Data records |
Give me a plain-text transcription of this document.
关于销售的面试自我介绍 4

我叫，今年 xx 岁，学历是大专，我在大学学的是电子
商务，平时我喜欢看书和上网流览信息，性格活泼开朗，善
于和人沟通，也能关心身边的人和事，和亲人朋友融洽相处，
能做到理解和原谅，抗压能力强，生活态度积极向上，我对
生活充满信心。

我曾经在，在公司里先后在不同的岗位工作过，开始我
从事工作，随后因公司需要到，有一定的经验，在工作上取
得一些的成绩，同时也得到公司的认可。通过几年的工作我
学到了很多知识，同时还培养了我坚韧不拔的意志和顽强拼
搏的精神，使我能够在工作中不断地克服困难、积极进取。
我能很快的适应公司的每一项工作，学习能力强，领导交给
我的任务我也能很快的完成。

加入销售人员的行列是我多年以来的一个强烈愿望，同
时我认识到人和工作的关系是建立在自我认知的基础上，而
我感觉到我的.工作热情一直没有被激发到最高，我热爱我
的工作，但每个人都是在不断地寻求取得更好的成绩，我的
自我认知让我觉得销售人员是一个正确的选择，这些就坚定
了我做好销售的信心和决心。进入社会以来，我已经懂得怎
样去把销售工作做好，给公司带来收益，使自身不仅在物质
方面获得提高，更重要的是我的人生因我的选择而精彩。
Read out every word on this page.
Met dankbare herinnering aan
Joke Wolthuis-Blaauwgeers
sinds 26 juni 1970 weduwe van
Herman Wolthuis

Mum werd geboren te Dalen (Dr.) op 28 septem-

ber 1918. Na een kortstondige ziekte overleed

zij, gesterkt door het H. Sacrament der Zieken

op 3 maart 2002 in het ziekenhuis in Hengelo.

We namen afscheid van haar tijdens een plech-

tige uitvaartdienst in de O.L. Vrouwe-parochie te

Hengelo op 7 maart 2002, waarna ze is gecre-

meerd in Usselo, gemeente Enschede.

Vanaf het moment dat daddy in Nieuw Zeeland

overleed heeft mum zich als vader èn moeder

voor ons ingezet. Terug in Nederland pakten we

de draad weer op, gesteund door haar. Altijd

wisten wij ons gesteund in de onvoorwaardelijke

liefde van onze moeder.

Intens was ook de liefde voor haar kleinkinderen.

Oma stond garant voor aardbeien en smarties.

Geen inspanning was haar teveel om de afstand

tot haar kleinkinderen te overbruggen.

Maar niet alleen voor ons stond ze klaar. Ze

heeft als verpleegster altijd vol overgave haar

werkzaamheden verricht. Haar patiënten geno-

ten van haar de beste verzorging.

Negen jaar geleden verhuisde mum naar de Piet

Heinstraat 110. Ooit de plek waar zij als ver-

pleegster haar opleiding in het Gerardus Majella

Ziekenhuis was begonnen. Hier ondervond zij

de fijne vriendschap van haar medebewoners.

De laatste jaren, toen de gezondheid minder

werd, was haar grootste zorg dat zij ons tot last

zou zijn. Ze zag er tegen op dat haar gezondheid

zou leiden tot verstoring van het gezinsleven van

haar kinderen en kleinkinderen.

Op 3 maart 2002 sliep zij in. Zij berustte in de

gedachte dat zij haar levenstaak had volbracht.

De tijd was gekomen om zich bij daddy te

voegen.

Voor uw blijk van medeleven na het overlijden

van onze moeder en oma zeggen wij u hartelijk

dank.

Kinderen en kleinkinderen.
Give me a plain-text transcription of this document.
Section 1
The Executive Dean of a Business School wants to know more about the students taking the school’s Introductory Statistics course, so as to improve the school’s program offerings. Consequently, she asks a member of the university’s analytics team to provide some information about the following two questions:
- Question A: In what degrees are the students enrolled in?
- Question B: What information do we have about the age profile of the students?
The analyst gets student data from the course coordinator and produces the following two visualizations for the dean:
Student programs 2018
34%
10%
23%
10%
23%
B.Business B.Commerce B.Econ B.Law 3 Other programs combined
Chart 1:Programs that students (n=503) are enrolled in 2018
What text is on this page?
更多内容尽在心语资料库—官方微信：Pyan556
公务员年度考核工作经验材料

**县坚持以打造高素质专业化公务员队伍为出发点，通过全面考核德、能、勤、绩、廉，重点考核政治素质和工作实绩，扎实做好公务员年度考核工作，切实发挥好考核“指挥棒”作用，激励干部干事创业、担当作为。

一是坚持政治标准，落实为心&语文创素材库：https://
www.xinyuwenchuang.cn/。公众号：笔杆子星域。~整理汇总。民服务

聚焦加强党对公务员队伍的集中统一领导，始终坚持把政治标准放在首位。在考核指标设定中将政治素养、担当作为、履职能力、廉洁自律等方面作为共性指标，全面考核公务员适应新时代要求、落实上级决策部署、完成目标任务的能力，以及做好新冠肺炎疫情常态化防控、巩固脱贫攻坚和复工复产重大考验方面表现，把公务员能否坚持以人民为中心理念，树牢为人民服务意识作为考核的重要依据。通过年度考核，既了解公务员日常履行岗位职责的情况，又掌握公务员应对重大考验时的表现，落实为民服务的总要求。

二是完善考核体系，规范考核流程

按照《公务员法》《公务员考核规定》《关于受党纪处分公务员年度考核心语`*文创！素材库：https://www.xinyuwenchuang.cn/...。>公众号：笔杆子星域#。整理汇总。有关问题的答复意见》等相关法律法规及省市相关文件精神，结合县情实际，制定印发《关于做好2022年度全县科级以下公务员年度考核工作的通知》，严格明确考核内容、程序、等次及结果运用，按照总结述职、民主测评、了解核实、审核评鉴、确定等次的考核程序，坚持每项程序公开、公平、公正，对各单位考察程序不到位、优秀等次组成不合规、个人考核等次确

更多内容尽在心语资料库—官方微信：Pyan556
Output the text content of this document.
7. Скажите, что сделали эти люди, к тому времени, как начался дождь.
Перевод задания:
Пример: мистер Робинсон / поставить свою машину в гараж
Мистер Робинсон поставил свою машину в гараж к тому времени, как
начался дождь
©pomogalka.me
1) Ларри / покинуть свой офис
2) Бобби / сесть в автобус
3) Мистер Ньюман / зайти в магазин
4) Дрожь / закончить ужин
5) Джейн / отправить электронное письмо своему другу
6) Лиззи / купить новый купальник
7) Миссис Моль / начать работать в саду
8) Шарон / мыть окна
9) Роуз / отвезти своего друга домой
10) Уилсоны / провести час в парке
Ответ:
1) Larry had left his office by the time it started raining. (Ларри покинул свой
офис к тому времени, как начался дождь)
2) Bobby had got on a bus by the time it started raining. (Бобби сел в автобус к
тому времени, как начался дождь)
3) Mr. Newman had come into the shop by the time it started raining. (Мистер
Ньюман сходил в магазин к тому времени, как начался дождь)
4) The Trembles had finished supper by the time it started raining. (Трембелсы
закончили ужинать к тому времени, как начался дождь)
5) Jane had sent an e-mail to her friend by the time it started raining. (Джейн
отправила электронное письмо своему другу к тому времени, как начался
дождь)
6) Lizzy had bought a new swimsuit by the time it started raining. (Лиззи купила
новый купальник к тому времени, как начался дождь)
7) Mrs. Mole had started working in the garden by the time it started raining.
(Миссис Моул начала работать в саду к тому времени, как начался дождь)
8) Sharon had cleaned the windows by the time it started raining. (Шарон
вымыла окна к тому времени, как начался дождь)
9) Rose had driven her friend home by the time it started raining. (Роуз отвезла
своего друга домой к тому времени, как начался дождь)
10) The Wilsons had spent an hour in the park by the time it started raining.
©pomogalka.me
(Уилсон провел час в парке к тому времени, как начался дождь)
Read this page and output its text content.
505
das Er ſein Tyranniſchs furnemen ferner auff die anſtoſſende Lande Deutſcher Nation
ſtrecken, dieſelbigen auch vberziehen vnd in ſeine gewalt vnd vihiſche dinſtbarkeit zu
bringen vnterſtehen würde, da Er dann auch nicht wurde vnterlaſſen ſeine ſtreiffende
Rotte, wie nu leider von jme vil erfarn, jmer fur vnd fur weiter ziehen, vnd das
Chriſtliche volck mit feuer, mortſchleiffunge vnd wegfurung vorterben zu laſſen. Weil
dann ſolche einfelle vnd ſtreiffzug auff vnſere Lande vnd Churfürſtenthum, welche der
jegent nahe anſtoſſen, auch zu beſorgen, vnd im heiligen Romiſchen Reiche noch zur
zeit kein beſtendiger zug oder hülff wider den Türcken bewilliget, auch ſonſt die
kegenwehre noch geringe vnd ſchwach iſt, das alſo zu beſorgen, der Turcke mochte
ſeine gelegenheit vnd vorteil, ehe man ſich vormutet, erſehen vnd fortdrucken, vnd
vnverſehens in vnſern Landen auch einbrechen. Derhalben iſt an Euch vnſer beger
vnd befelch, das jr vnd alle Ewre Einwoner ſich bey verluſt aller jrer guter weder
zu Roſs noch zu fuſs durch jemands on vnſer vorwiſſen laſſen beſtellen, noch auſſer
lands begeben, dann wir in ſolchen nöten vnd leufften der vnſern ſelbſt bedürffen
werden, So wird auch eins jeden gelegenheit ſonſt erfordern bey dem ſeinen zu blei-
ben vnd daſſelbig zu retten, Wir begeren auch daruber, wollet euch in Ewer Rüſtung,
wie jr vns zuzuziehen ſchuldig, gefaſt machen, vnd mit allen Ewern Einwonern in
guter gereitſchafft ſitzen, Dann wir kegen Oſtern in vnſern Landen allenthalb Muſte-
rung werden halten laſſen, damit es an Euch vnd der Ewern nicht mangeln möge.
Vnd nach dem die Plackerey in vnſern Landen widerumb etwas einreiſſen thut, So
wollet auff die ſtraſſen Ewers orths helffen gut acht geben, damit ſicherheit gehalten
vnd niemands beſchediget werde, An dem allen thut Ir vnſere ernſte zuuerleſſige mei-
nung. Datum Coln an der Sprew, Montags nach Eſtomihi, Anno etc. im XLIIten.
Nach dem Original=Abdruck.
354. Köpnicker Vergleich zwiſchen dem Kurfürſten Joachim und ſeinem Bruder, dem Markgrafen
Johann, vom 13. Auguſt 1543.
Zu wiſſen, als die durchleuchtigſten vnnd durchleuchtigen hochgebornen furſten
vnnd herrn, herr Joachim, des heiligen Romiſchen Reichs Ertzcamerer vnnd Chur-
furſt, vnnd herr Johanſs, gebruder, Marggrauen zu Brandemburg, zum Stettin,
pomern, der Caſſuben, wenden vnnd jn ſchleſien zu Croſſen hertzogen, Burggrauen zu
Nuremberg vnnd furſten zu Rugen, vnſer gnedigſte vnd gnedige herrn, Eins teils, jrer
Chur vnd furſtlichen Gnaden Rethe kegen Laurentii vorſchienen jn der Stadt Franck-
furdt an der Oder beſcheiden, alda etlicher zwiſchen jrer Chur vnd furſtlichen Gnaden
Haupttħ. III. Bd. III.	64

THE TASK |
Find each line holding "gesteund". Copy it out.

TASK RESPONSE |
de draad weer op, gesteund door haar. Altijd
wisten wij ons gesteund in de onvoorwaardelijke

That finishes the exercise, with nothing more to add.